> TASK
Lines containing the word "littoral" need to be counted. Please reply with how many there are, and nothing else.

> GIVEN ENTRIES
_ _ _ _

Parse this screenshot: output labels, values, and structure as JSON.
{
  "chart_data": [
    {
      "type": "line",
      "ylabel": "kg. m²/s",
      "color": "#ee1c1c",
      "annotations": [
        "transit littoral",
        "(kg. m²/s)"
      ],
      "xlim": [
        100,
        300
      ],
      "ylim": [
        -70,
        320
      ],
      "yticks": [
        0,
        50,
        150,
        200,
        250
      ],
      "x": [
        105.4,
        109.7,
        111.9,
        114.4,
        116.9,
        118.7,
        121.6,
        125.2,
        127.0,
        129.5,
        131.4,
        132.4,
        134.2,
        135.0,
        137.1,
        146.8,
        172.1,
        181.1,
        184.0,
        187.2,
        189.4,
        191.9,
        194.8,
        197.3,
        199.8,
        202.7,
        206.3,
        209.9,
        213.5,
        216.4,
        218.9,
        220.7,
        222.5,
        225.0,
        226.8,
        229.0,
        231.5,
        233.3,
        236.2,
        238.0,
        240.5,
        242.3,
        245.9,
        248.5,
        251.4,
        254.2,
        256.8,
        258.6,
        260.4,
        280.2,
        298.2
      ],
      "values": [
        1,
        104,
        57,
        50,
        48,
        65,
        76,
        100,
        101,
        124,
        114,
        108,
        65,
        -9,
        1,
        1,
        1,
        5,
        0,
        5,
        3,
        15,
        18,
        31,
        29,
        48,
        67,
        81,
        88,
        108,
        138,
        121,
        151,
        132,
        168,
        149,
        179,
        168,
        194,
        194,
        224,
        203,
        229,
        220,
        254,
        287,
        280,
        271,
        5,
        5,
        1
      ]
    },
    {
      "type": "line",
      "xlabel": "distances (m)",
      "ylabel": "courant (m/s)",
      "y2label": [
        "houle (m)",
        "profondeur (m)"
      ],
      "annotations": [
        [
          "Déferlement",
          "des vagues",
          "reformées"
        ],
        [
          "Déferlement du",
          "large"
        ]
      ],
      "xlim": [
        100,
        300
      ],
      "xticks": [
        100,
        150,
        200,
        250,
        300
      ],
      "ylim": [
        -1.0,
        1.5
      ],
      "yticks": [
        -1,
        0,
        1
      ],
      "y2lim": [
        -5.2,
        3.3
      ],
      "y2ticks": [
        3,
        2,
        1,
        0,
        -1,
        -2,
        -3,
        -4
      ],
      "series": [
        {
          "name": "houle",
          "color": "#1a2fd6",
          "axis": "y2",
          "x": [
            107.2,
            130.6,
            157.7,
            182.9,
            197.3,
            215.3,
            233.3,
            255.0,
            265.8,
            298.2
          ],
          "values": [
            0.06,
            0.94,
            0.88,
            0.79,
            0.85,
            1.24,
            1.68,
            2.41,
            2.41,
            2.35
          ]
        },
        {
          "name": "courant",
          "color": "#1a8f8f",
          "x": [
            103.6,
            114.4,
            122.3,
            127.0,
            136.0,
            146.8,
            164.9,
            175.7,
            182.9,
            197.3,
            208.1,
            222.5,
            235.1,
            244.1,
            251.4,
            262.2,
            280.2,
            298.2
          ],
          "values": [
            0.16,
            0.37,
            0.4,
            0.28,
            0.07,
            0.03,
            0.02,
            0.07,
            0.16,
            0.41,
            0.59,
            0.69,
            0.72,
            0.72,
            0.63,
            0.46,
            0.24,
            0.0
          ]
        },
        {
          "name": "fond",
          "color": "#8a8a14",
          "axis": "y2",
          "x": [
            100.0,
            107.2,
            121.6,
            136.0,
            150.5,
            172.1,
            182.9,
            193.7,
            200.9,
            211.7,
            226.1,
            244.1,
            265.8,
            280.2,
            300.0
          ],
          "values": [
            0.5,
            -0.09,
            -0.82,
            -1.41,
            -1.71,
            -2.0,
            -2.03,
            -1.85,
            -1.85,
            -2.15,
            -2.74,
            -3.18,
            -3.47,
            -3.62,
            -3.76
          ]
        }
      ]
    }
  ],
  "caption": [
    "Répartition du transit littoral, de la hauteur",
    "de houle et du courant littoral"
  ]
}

_ _ _ _

> FULL ANSWER
3